#### What to do:
Reproduce the material word for word; the images stay out.

#### Data section:
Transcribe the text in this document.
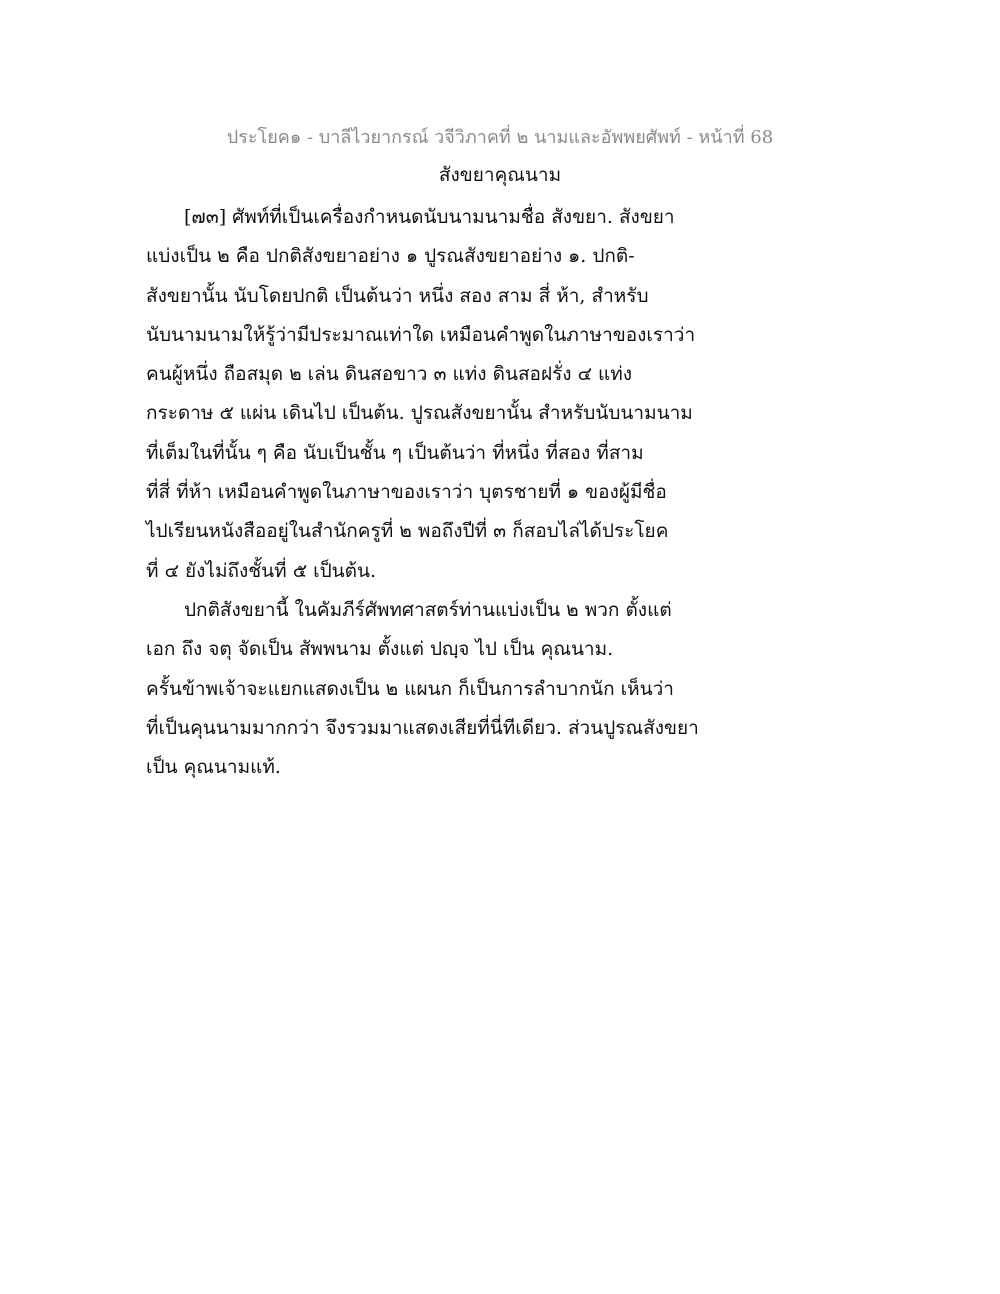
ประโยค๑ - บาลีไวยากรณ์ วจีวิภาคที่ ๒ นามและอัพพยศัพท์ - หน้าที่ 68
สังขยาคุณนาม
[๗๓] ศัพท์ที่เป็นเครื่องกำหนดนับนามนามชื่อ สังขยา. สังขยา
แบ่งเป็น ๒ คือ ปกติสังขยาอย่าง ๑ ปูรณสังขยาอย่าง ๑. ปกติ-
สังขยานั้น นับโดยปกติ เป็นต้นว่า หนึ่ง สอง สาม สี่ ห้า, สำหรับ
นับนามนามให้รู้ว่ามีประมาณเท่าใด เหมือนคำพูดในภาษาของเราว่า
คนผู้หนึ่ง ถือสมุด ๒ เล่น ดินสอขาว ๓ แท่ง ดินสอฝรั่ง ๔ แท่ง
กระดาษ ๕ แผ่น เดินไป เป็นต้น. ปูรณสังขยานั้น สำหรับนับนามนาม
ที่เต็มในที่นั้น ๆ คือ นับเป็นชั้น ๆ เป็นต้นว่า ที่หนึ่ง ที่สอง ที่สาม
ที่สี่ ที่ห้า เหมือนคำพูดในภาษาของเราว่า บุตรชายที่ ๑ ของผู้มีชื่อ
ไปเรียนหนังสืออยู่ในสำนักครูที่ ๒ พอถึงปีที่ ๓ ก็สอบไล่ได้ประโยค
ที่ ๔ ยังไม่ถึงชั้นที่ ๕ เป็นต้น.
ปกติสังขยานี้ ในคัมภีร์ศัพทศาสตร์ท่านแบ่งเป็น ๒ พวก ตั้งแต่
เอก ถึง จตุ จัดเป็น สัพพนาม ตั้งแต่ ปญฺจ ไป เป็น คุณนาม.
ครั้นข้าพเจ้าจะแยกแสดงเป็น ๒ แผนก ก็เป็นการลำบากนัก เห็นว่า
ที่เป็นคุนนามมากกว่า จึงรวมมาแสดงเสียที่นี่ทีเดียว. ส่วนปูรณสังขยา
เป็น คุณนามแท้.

#### Finished answer:
Transcribe the text in this document.
ประโยค๑ - บาลีไวยากรณ์ วจีวิภาคที่ ๒ นามและอัพพยศัพท์ - หน้าที่ 68
สังขยาคุณนาม
[๗๓] ศัพท์ที่เป็นเครื่องกำหนดนับนามนามชื่อ สังขยา. สังขยา
แบ่งเป็น ๒ คือ ปกติสังขยาอย่าง ๑ ปูรณสังขยาอย่าง ๑. ปกติ-
สังขยานั้น นับโดยปกติ เป็นต้นว่า หนึ่ง สอง สาม สี่ ห้า, สำหรับ
นับนามนามให้รู้ว่ามีประมาณเท่าใด เหมือนคำพูดในภาษาของเราว่า
คนผู้หนึ่ง ถือสมุด ๒ เล่น ดินสอขาว ๓ แท่ง ดินสอฝรั่ง ๔ แท่ง
กระดาษ ๕ แผ่น เดินไป เป็นต้น. ปูรณสังขยานั้น สำหรับนับนามนาม
ที่เต็มในที่นั้น ๆ คือ นับเป็นชั้น ๆ เป็นต้นว่า ที่หนึ่ง ที่สอง ที่สาม
ที่สี่ ที่ห้า เหมือนคำพูดในภาษาของเราว่า บุตรชายที่ ๑ ของผู้มีชื่อ
ไปเรียนหนังสืออยู่ในสำนักครูที่ ๒ พอถึงปีที่ ๓ ก็สอบไล่ได้ประโยค
ที่ ๔ ยังไม่ถึงชั้นที่ ๕ เป็นต้น.
ปกติสังขยานี้ ในคัมภีร์ศัพทศาสตร์ท่านแบ่งเป็น ๒ พวก ตั้งแต่
เอก ถึง จตุ จัดเป็น สัพพนาม ตั้งแต่ ปญฺจ ไป เป็น คุณนาม.
ครั้นข้าพเจ้าจะแยกแสดงเป็น ๒ แผนก ก็เป็นการลำบากนัก เห็นว่า
ที่เป็นคุนนามมากกว่า จึงรวมมาแสดงเสียที่นี่ทีเดียว. ส่วนปูรณสังขยา
เป็น คุณนามแท้.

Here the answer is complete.